■ **INFORMATION SUPPLIED**:
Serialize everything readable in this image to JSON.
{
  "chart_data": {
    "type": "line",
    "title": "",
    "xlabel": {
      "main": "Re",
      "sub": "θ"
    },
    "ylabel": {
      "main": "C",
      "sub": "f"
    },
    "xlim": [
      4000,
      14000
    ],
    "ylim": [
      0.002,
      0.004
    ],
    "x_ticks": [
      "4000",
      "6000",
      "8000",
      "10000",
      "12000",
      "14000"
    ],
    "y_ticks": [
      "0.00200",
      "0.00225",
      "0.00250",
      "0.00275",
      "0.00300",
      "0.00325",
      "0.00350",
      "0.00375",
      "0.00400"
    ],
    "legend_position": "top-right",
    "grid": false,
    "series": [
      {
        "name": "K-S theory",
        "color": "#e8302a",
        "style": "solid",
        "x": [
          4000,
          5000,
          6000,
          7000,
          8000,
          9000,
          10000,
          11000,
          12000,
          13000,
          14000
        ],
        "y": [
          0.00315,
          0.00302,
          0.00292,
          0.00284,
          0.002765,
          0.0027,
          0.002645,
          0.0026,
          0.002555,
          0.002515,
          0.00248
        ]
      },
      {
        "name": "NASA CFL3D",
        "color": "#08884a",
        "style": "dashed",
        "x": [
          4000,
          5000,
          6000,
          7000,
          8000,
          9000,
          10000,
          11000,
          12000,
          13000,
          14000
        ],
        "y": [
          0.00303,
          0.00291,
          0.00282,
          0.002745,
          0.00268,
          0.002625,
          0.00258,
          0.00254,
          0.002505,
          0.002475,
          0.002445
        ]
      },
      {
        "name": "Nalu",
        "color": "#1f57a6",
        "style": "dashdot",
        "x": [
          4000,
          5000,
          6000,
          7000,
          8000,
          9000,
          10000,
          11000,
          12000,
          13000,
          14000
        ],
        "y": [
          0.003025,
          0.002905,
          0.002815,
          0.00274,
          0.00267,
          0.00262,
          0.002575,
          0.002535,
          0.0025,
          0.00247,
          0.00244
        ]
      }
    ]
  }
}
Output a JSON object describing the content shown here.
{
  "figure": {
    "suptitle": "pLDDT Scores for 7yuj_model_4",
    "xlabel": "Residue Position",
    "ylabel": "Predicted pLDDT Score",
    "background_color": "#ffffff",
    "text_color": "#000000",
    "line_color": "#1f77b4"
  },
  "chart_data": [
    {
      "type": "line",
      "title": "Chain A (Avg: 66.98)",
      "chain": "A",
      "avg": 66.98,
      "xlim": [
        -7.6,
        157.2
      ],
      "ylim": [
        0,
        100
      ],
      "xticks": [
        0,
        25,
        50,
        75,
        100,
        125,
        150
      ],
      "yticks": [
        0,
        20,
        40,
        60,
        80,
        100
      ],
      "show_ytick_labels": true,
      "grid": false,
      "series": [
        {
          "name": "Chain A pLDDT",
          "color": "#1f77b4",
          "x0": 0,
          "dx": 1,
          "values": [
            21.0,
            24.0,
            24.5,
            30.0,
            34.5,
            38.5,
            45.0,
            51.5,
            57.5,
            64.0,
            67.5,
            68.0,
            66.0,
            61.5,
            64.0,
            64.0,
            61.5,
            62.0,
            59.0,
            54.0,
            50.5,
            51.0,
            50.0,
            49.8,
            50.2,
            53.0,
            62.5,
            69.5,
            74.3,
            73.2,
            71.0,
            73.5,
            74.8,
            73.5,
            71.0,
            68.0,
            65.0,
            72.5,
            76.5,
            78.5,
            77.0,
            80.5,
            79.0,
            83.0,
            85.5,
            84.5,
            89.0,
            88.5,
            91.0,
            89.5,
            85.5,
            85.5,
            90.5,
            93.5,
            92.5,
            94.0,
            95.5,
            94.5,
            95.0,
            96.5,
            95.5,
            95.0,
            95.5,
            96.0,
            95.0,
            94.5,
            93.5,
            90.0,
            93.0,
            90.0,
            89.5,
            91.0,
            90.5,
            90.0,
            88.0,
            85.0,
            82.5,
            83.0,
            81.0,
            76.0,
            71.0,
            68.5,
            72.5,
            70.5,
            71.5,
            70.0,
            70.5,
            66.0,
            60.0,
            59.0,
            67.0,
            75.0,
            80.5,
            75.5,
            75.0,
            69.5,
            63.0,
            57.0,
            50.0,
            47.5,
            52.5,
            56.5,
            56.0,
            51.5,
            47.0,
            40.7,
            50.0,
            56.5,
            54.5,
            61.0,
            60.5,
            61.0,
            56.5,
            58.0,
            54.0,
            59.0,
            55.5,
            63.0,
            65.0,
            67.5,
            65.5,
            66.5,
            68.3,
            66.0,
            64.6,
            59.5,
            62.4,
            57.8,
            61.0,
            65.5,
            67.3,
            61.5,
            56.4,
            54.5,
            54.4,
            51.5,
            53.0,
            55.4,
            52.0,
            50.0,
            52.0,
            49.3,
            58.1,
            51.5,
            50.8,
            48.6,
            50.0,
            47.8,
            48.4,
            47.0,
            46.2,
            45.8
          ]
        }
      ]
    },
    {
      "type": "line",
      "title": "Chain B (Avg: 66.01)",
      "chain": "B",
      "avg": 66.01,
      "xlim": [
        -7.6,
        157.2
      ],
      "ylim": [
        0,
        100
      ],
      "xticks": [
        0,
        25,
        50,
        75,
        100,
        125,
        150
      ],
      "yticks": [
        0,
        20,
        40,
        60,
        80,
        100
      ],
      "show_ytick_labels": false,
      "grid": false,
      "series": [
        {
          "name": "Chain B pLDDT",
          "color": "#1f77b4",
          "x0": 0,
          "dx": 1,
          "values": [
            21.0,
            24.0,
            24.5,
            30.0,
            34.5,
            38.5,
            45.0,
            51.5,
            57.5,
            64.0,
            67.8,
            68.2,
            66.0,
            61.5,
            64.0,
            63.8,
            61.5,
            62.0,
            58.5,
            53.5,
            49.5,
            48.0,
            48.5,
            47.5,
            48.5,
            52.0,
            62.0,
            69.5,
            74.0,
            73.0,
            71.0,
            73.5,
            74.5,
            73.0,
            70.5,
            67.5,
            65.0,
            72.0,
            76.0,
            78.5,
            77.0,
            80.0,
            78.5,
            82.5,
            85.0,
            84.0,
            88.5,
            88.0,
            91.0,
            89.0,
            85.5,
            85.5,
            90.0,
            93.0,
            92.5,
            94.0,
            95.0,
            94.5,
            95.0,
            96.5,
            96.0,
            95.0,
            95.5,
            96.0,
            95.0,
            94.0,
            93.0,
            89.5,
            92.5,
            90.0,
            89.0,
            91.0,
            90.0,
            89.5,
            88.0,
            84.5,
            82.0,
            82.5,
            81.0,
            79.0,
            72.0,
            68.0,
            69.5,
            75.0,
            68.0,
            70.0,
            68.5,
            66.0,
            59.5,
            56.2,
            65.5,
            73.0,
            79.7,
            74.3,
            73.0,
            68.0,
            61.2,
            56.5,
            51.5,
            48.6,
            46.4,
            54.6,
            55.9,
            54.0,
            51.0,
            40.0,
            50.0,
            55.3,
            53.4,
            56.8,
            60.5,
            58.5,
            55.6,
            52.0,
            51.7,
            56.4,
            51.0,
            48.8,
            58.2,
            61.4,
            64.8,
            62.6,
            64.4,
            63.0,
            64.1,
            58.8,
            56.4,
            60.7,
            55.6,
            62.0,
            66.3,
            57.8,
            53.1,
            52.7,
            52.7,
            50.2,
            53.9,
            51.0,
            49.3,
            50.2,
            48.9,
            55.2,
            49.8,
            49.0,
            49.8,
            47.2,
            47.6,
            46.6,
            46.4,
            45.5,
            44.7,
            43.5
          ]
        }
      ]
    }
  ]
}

■ **EXERCISE DESCRIPTION**: Each line of the listing should be copied exactly.

■ **CORRECT OUTPUT**:
Serialize everything readable in this image to JSON.
{
  "chart_data": {
    "type": "line",
    "title": "",
    "xlabel": {
      "main": "Re",
      "sub": "θ"
    },
    "ylabel": {
      "main": "C",
      "sub": "f"
    },
    "xlim": [
      4000,
      14000
    ],
    "ylim": [
      0.002,
      0.004
    ],
    "x_ticks": [
      "4000",
      "6000",
      "8000",
      "10000",
      "12000",
      "14000"
    ],
    "y_ticks": [
      "0.00200",
      "0.00225",
      "0.00250",
      "0.00275",
      "0.00300",
      "0.00325",
      "0.00350",
      "0.00375",
      "0.00400"
    ],
    "legend_position": "top-right",
    "grid": false,
    "series": [
      {
        "name": "K-S theory",
        "color": "#e8302a",
        "style": "solid",
        "x": [
          4000,
          5000,
          6000,
          7000,
          8000,
          9000,
          10000,
          11000,
          12000,
          13000,
          14000
        ],
        "y": [
          0.00315,
          0.00302,
          0.00292,
          0.00284,
          0.002765,
          0.0027,
          0.002645,
          0.0026,
          0.002555,
          0.002515,
          0.00248
        ]
      },
      {
        "name": "NASA CFL3D",
        "color": "#08884a",
        "style": "dashed",
        "x": [
          4000,
          5000,
          6000,
          7000,
          8000,
          9000,
          10000,
          11000,
          12000,
          13000,
          14000
        ],
        "y": [
          0.00303,
          0.00291,
          0.00282,
          0.002745,
          0.00268,
          0.002625,
          0.00258,
          0.00254,
          0.002505,
          0.002475,
          0.002445
        ]
      },
      {
        "name": "Nalu",
        "color": "#1f57a6",
        "style": "dashdot",
        "x": [
          4000,
          5000,
          6000,
          7000,
          8000,
          9000,
          10000,
          11000,
          12000,
          13000,
          14000
        ],
        "y": [
          0.003025,
          0.002905,
          0.002815,
          0.00274,
          0.00267,
          0.00262,
          0.002575,
          0.002535,
          0.0025,
          0.00247,
          0.00244
        ]
      }
    ]
  }
}
Output a JSON object describing the content shown here.
{
  "figure": {
    "suptitle": "pLDDT Scores for 7yuj_model_4",
    "xlabel": "Residue Position",
    "ylabel": "Predicted pLDDT Score",
    "background_color": "#ffffff",
    "text_color": "#000000",
    "line_color": "#1f77b4"
  },
  "chart_data": [
    {
      "type": "line",
      "title": "Chain A (Avg: 66.98)",
      "chain": "A",
      "avg": 66.98,
      "xlim": [
        -7.6,
        157.2
      ],
      "ylim": [
        0,
        100
      ],
      "xticks": [
        0,
        25,
        50,
        75,
        100,
        125,
        150
      ],
      "yticks": [
        0,
        20,
        40,
        60,
        80,
        100
      ],
      "show_ytick_labels": true,
      "grid": false,
      "series": [
        {
          "name": "Chain A pLDDT",
          "color": "#1f77b4",
          "x0": 0,
          "dx": 1,
          "values": [
            21.0,
            24.0,
            24.5,
            30.0,
            34.5,
            38.5,
            45.0,
            51.5,
            57.5,
            64.0,
            67.5,
            68.0,
            66.0,
            61.5,
            64.0,
            64.0,
            61.5,
            62.0,
            59.0,
            54.0,
            50.5,
            51.0,
            50.0,
            49.8,
            50.2,
            53.0,
            62.5,
            69.5,
            74.3,
            73.2,
            71.0,
            73.5,
            74.8,
            73.5,
            71.0,
            68.0,
            65.0,
            72.5,
            76.5,
            78.5,
            77.0,
            80.5,
            79.0,
            83.0,
            85.5,
            84.5,
            89.0,
            88.5,
            91.0,
            89.5,
            85.5,
            85.5,
            90.5,
            93.5,
            92.5,
            94.0,
            95.5,
            94.5,
            95.0,
            96.5,
            95.5,
            95.0,
            95.5,
            96.0,
            95.0,
            94.5,
            93.5,
            90.0,
            93.0,
            90.0,
            89.5,
            91.0,
            90.5,
            90.0,
            88.0,
            85.0,
            82.5,
            83.0,
            81.0,
            76.0,
            71.0,
            68.5,
            72.5,
            70.5,
            71.5,
            70.0,
            70.5,
            66.0,
            60.0,
            59.0,
            67.0,
            75.0,
            80.5,
            75.5,
            75.0,
            69.5,
            63.0,
            57.0,
            50.0,
            47.5,
            52.5,
            56.5,
            56.0,
            51.5,
            47.0,
            40.7,
            50.0,
            56.5,
            54.5,
            61.0,
            60.5,
            61.0,
            56.5,
            58.0,
            54.0,
            59.0,
            55.5,
            63.0,
            65.0,
            67.5,
            65.5,
            66.5,
            68.3,
            66.0,
            64.6,
            59.5,
            62.4,
            57.8,
            61.0,
            65.5,
            67.3,
            61.5,
            56.4,
            54.5,
            54.4,
            51.5,
            53.0,
            55.4,
            52.0,
            50.0,
            52.0,
            49.3,
            58.1,
            51.5,
            50.8,
            48.6,
            50.0,
            47.8,
            48.4,
            47.0,
            46.2,
            45.8
          ]
        }
      ]
    },
    {
      "type": "line",
      "title": "Chain B (Avg: 66.01)",
      "chain": "B",
      "avg": 66.01,
      "xlim": [
        -7.6,
        157.2
      ],
      "ylim": [
        0,
        100
      ],
      "xticks": [
        0,
        25,
        50,
        75,
        100,
        125,
        150
      ],
      "yticks": [
        0,
        20,
        40,
        60,
        80,
        100
      ],
      "show_ytick_labels": false,
      "grid": false,
      "series": [
        {
          "name": "Chain B pLDDT",
          "color": "#1f77b4",
          "x0": 0,
          "dx": 1,
          "values": [
            21.0,
            24.0,
            24.5,
            30.0,
            34.5,
            38.5,
            45.0,
            51.5,
            57.5,
            64.0,
            67.8,
            68.2,
            66.0,
            61.5,
            64.0,
            63.8,
            61.5,
            62.0,
            58.5,
            53.5,
            49.5,
            48.0,
            48.5,
            47.5,
            48.5,
            52.0,
            62.0,
            69.5,
            74.0,
            73.0,
            71.0,
            73.5,
            74.5,
            73.0,
            70.5,
            67.5,
            65.0,
            72.0,
            76.0,
            78.5,
            77.0,
            80.0,
            78.5,
            82.5,
            85.0,
            84.0,
            88.5,
            88.0,
            91.0,
            89.0,
            85.5,
            85.5,
            90.0,
            93.0,
            92.5,
            94.0,
            95.0,
            94.5,
            95.0,
            96.5,
            96.0,
            95.0,
            95.5,
            96.0,
            95.0,
            94.0,
            93.0,
            89.5,
            92.5,
            90.0,
            89.0,
            91.0,
            90.0,
            89.5,
            88.0,
            84.5,
            82.0,
            82.5,
            81.0,
            79.0,
            72.0,
            68.0,
            69.5,
            75.0,
            68.0,
            70.0,
            68.5,
            66.0,
            59.5,
            56.2,
            65.5,
            73.0,
            79.7,
            74.3,
            73.0,
            68.0,
            61.2,
            56.5,
            51.5,
            48.6,
            46.4,
            54.6,
            55.9,
            54.0,
            51.0,
            40.0,
            50.0,
            55.3,
            53.4,
            56.8,
            60.5,
            58.5,
            55.6,
            52.0,
            51.7,
            56.4,
            51.0,
            48.8,
            58.2,
            61.4,
            64.8,
            62.6,
            64.4,
            63.0,
            64.1,
            58.8,
            56.4,
            60.7,
            55.6,
            62.0,
            66.3,
            57.8,
            53.1,
            52.7,
            52.7,
            50.2,
            53.9,
            51.0,
            49.3,
            50.2,
            48.9,
            55.2,
            49.8,
            49.0,
            49.8,
            47.2,
            47.6,
            46.6,
            46.4,
            45.5,
            44.7,
            43.5
          ]
        }
      ]
    }
  ]
}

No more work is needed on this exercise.